### Aim of the exercise:
Select all lines with the string "Market" in them, and copy those lines.

[Dataset items]
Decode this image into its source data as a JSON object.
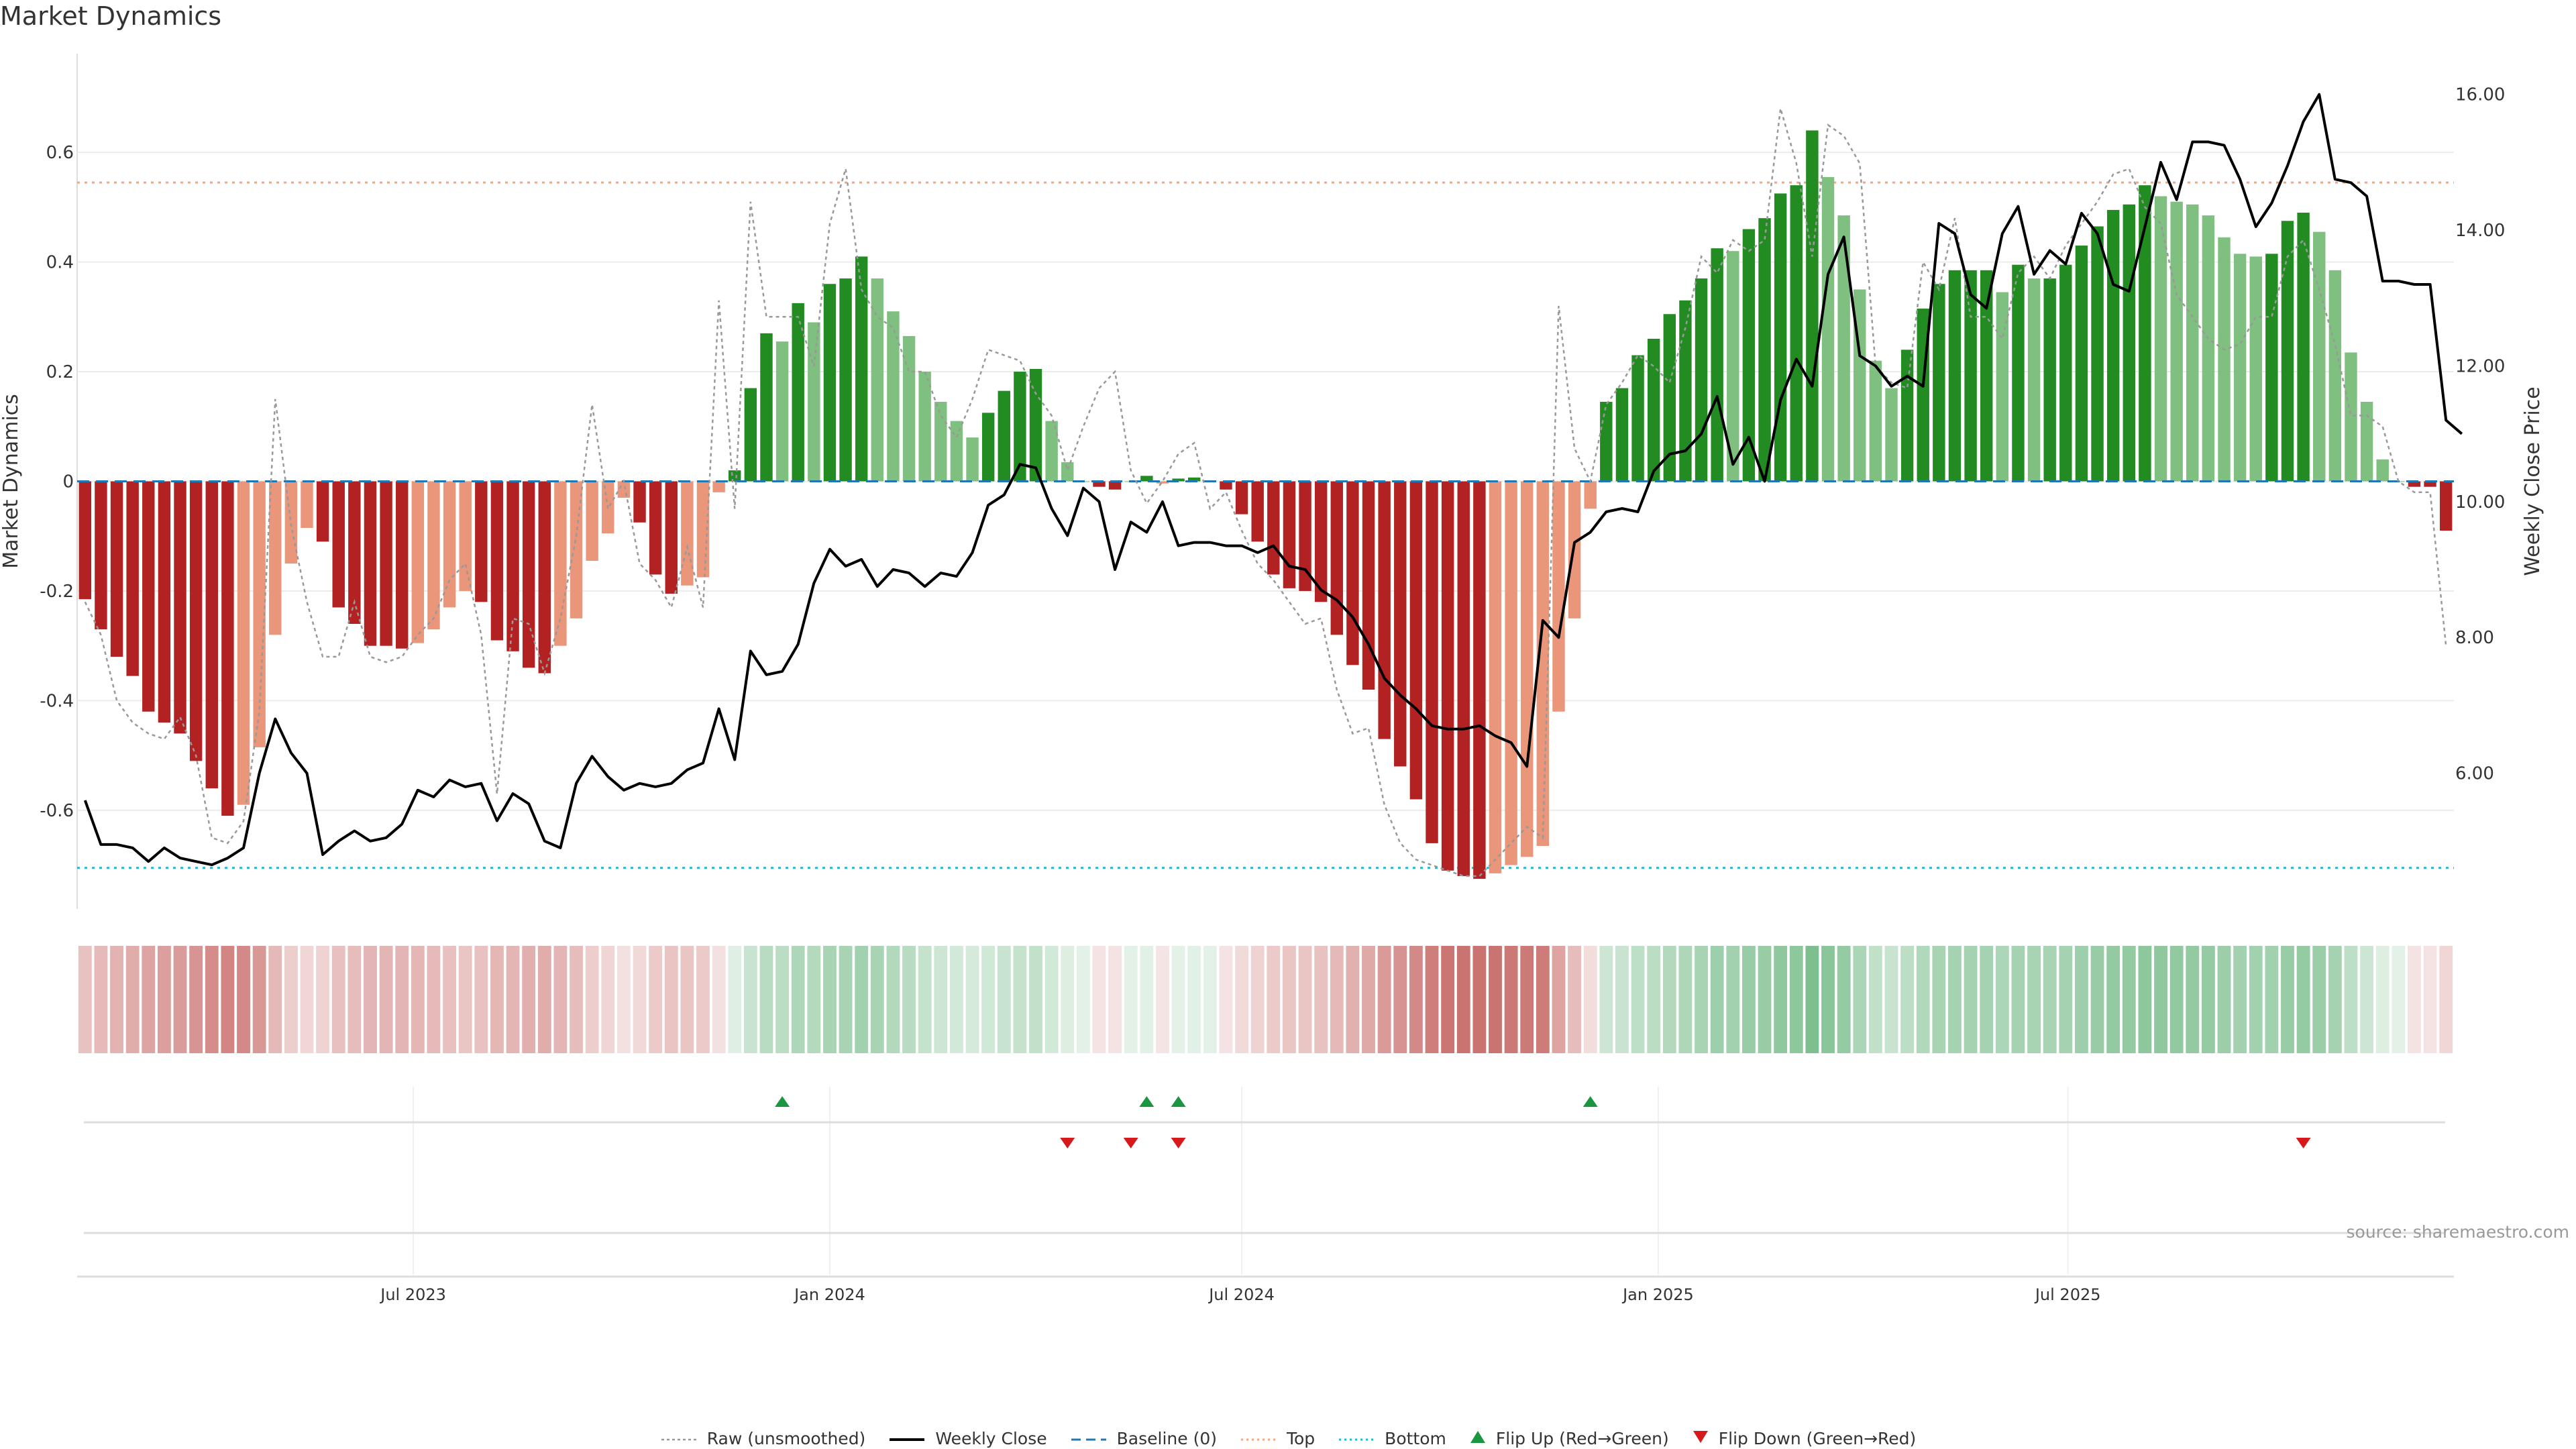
{
  "chart_data": {
    "type": "bar",
    "title": "Market Dynamics",
    "ylabel": "Market Dynamics",
    "y2label": "Weekly Close Price",
    "source": "source: sharemaestro.com",
    "ylim": [
      -0.78,
      0.78
    ],
    "y2lim": [
      4.0,
      16.6
    ],
    "yticks": [
      "-0.6",
      "-0.4",
      "-0.2",
      "0",
      "0.2",
      "0.4",
      "0.6"
    ],
    "y2ticks": [
      "6.00",
      "8.00",
      "10.00",
      "12.00",
      "14.00",
      "16.00"
    ],
    "xticks": [
      "Jul 2023",
      "Jan 2024",
      "Jul 2024",
      "Jan 2025",
      "Jul 2025"
    ],
    "start_date": "2023-02-06",
    "top_level": 0.545,
    "bottom_level": -0.705,
    "baseline": 0,
    "grid": true,
    "bar_values": [
      -0.215,
      -0.27,
      -0.32,
      -0.355,
      -0.42,
      -0.44,
      -0.46,
      -0.51,
      -0.56,
      -0.61,
      -0.59,
      -0.485,
      -0.28,
      -0.15,
      -0.085,
      -0.11,
      -0.23,
      -0.26,
      -0.3,
      -0.3,
      -0.305,
      -0.295,
      -0.27,
      -0.23,
      -0.2,
      -0.22,
      -0.29,
      -0.31,
      -0.34,
      -0.35,
      -0.3,
      -0.25,
      -0.145,
      -0.095,
      -0.03,
      -0.075,
      -0.17,
      -0.205,
      -0.19,
      -0.175,
      -0.02,
      0.02,
      0.17,
      0.27,
      0.255,
      0.325,
      0.29,
      0.36,
      0.37,
      0.41,
      0.37,
      0.31,
      0.265,
      0.2,
      0.145,
      0.11,
      0.08,
      0.125,
      0.165,
      0.2,
      0.205,
      0.11,
      0.035,
      0.0,
      -0.01,
      -0.015,
      0.0,
      0.01,
      -0.004,
      0.005,
      0.007,
      0.0,
      -0.015,
      -0.06,
      -0.11,
      -0.17,
      -0.195,
      -0.2,
      -0.22,
      -0.28,
      -0.335,
      -0.38,
      -0.47,
      -0.52,
      -0.58,
      -0.66,
      -0.71,
      -0.72,
      -0.725,
      -0.715,
      -0.7,
      -0.685,
      -0.665,
      -0.42,
      -0.25,
      -0.05,
      0.145,
      0.17,
      0.23,
      0.26,
      0.305,
      0.33,
      0.37,
      0.425,
      0.42,
      0.46,
      0.48,
      0.525,
      0.54,
      0.64,
      0.555,
      0.485,
      0.35,
      0.22,
      0.17,
      0.24,
      0.315,
      0.36,
      0.385,
      0.385,
      0.385,
      0.345,
      0.395,
      0.37,
      0.37,
      0.395,
      0.43,
      0.465,
      0.495,
      0.505,
      0.54,
      0.52,
      0.51,
      0.505,
      0.485,
      0.445,
      0.415,
      0.41,
      0.415,
      0.475,
      0.49,
      0.455,
      0.385,
      0.235,
      0.145,
      0.04,
      0.0,
      -0.01,
      -0.01,
      -0.09
    ],
    "raw_values": [
      -0.22,
      -0.28,
      -0.4,
      -0.44,
      -0.46,
      -0.47,
      -0.43,
      -0.5,
      -0.65,
      -0.66,
      -0.62,
      -0.42,
      0.15,
      -0.08,
      -0.22,
      -0.32,
      -0.32,
      -0.22,
      -0.32,
      -0.33,
      -0.32,
      -0.28,
      -0.25,
      -0.18,
      -0.15,
      -0.28,
      -0.57,
      -0.25,
      -0.26,
      -0.35,
      -0.25,
      -0.1,
      0.14,
      -0.05,
      0.0,
      -0.15,
      -0.18,
      -0.23,
      -0.12,
      -0.23,
      0.33,
      -0.05,
      0.51,
      0.3,
      0.3,
      0.3,
      0.21,
      0.47,
      0.57,
      0.35,
      0.3,
      0.28,
      0.2,
      0.2,
      0.12,
      0.08,
      0.15,
      0.24,
      0.23,
      0.22,
      0.16,
      0.12,
      0.02,
      0.1,
      0.17,
      0.2,
      0.02,
      -0.04,
      0.0,
      0.05,
      0.07,
      -0.05,
      -0.02,
      -0.09,
      -0.15,
      -0.18,
      -0.22,
      -0.26,
      -0.25,
      -0.38,
      -0.46,
      -0.45,
      -0.59,
      -0.66,
      -0.69,
      -0.7,
      -0.71,
      -0.72,
      -0.72,
      -0.69,
      -0.66,
      -0.63,
      -0.65,
      0.32,
      0.06,
      0.0,
      0.14,
      0.18,
      0.23,
      0.21,
      0.18,
      0.28,
      0.41,
      0.38,
      0.44,
      0.42,
      0.44,
      0.68,
      0.58,
      0.41,
      0.65,
      0.63,
      0.58,
      0.21,
      0.18,
      0.17,
      0.4,
      0.35,
      0.48,
      0.3,
      0.3,
      0.26,
      0.38,
      0.41,
      0.37,
      0.43,
      0.47,
      0.51,
      0.56,
      0.57,
      0.5,
      0.47,
      0.34,
      0.3,
      0.26,
      0.24,
      0.25,
      0.3,
      0.3,
      0.41,
      0.44,
      0.35,
      0.25,
      0.12,
      0.12,
      0.1,
      0.0,
      -0.02,
      -0.02,
      -0.3
    ],
    "close_values": [
      5.6,
      4.95,
      4.95,
      4.9,
      4.7,
      4.9,
      4.75,
      4.7,
      4.65,
      4.75,
      4.9,
      6.0,
      6.8,
      6.3,
      6.0,
      4.8,
      5.0,
      5.15,
      5.0,
      5.05,
      5.25,
      5.75,
      5.65,
      5.9,
      5.8,
      5.85,
      5.3,
      5.7,
      5.55,
      5.0,
      4.9,
      5.85,
      6.25,
      5.95,
      5.75,
      5.85,
      5.8,
      5.85,
      6.05,
      6.15,
      6.95,
      6.2,
      7.8,
      7.45,
      7.5,
      7.9,
      8.8,
      9.3,
      9.05,
      9.15,
      8.75,
      9.0,
      8.95,
      8.75,
      8.95,
      8.9,
      9.25,
      9.95,
      10.1,
      10.55,
      10.5,
      9.9,
      9.5,
      10.2,
      10.0,
      9.0,
      9.7,
      9.55,
      10.0,
      9.35,
      9.4,
      9.4,
      9.35,
      9.35,
      9.25,
      9.35,
      9.05,
      9.0,
      8.7,
      8.55,
      8.3,
      7.9,
      7.4,
      7.15,
      6.95,
      6.7,
      6.65,
      6.65,
      6.7,
      6.55,
      6.45,
      6.1,
      8.25,
      8.0,
      9.4,
      9.55,
      9.85,
      9.9,
      9.85,
      10.45,
      10.7,
      10.75,
      11.0,
      11.55,
      10.55,
      10.95,
      10.3,
      11.5,
      12.1,
      11.7,
      13.35,
      13.9,
      12.15,
      12.0,
      11.7,
      11.85,
      11.7,
      14.1,
      13.95,
      13.05,
      12.85,
      13.95,
      14.35,
      13.35,
      13.7,
      13.5,
      14.25,
      13.95,
      13.2,
      13.1,
      14.05,
      15.0,
      14.45,
      15.3,
      15.3,
      15.25,
      14.75,
      14.05,
      14.4,
      14.95,
      15.6,
      16.0,
      14.75,
      14.7,
      14.5,
      13.25,
      13.25,
      13.2,
      13.2,
      11.2,
      11.0
    ],
    "flip_up": [
      "2023-12-11",
      "2024-05-20",
      "2024-06-03",
      "2024-12-02"
    ],
    "flip_down": [
      "2024-04-15",
      "2024-05-13",
      "2024-06-03",
      "2025-10-13"
    ],
    "legend": [
      "Raw (unsmoothed)",
      "Weekly Close",
      "Baseline (0)",
      "Top",
      "Bottom",
      "Flip Up (Red→Green)",
      "Flip Down (Green→Red)"
    ],
    "colors": {
      "bar_strong_green": "#228b22",
      "bar_light_green": "#7fbf7f",
      "bar_strong_red": "#b22222",
      "bar_light_red": "#e9967a",
      "raw": "#999999",
      "close": "#000000",
      "baseline": "#1f77b4",
      "top": "#f4a582",
      "bottom": "#17becf",
      "flip_up": "#1a9641",
      "flip_down": "#d7191c"
    }
  }
}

### Exercise result:
    "title": "Market Dynamics",
    "ylabel": "Market Dynamics",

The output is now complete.